## Dataset records:
□ □ □
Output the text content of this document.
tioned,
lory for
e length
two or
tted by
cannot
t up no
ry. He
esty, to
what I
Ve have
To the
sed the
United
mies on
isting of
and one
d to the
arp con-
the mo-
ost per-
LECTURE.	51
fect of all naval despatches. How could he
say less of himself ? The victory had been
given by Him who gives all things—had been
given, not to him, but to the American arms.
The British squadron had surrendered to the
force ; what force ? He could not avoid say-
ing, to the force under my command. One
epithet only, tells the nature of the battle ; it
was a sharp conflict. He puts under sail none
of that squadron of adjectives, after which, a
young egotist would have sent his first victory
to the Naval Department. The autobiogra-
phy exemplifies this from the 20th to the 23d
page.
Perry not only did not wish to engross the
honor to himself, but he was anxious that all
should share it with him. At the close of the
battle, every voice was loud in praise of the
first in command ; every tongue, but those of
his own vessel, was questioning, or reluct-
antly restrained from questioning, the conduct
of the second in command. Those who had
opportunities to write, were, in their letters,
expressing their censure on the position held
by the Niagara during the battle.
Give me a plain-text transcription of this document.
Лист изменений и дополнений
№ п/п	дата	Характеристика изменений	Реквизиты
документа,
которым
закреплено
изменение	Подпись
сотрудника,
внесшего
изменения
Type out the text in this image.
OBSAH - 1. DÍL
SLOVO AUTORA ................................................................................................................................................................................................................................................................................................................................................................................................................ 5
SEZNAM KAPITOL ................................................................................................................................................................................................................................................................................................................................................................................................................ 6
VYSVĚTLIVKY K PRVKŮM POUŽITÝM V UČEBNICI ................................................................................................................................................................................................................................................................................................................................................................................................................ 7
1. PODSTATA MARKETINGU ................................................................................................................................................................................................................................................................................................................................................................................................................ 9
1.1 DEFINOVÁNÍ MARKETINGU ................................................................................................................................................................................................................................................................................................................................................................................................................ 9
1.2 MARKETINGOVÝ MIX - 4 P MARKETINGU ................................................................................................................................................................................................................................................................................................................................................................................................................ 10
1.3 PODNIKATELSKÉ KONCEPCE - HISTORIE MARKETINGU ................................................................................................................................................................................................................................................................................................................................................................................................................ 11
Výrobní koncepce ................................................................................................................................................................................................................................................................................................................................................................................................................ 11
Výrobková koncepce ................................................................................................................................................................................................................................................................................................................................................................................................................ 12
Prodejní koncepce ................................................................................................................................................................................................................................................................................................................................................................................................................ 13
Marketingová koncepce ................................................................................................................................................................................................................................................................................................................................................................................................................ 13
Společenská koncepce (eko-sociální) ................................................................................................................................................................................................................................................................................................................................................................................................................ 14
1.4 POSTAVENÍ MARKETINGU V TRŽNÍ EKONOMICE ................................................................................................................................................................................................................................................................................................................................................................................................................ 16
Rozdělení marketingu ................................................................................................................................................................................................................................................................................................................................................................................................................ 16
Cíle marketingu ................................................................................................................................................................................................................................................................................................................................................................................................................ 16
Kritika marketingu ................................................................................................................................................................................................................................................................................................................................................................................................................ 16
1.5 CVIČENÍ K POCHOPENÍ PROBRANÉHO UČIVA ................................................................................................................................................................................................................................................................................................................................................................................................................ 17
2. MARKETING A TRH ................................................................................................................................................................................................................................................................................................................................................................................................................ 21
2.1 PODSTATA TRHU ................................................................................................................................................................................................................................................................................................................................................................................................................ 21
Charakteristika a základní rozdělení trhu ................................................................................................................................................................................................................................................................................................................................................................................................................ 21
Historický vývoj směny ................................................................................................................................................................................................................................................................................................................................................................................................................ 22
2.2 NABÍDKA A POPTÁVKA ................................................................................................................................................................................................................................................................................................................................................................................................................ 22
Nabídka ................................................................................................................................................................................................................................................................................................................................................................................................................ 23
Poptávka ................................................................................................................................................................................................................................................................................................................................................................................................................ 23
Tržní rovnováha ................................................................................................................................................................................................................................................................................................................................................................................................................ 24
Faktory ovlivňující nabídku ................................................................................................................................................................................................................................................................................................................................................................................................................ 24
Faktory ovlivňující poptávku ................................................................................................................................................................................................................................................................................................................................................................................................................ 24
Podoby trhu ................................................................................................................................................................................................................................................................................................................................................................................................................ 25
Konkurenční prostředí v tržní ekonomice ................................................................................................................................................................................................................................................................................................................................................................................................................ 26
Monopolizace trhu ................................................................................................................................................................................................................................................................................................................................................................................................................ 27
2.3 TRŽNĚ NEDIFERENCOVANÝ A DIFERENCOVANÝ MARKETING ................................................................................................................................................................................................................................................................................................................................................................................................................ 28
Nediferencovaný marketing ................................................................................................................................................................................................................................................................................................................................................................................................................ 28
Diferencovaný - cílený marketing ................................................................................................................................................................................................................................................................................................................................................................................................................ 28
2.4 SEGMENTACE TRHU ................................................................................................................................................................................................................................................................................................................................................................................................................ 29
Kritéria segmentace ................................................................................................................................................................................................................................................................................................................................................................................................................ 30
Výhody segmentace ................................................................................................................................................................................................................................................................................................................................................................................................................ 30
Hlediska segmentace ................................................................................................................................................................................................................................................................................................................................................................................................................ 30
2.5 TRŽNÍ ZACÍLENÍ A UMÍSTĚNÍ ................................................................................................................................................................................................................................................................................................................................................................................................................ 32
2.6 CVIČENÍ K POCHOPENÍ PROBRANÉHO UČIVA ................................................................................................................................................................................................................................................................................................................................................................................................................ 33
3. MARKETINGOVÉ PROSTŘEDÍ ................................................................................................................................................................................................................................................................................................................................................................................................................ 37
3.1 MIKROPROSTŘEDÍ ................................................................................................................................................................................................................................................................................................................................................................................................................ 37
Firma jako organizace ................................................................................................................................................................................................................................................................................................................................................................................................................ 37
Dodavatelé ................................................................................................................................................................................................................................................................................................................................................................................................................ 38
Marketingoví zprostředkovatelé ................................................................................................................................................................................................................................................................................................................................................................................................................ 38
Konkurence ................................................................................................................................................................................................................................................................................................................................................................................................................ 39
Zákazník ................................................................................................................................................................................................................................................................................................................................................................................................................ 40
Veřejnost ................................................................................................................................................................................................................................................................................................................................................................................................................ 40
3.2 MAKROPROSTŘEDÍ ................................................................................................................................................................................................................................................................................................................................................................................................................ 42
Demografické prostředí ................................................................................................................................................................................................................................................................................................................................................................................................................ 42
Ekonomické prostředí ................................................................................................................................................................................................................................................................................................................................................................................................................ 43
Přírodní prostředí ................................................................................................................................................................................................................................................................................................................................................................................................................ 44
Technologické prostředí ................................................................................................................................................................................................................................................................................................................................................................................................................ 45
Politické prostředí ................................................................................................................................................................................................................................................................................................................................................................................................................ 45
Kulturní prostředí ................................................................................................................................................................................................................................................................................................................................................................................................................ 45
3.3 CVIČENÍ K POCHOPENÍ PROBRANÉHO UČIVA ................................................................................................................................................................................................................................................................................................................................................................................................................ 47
□ □ □
## Short task:
Where a line holds "only", copy that line.

## Output for this task:
epithet only, tells the nature of the battle ; it
Perry not only did not wish to engross the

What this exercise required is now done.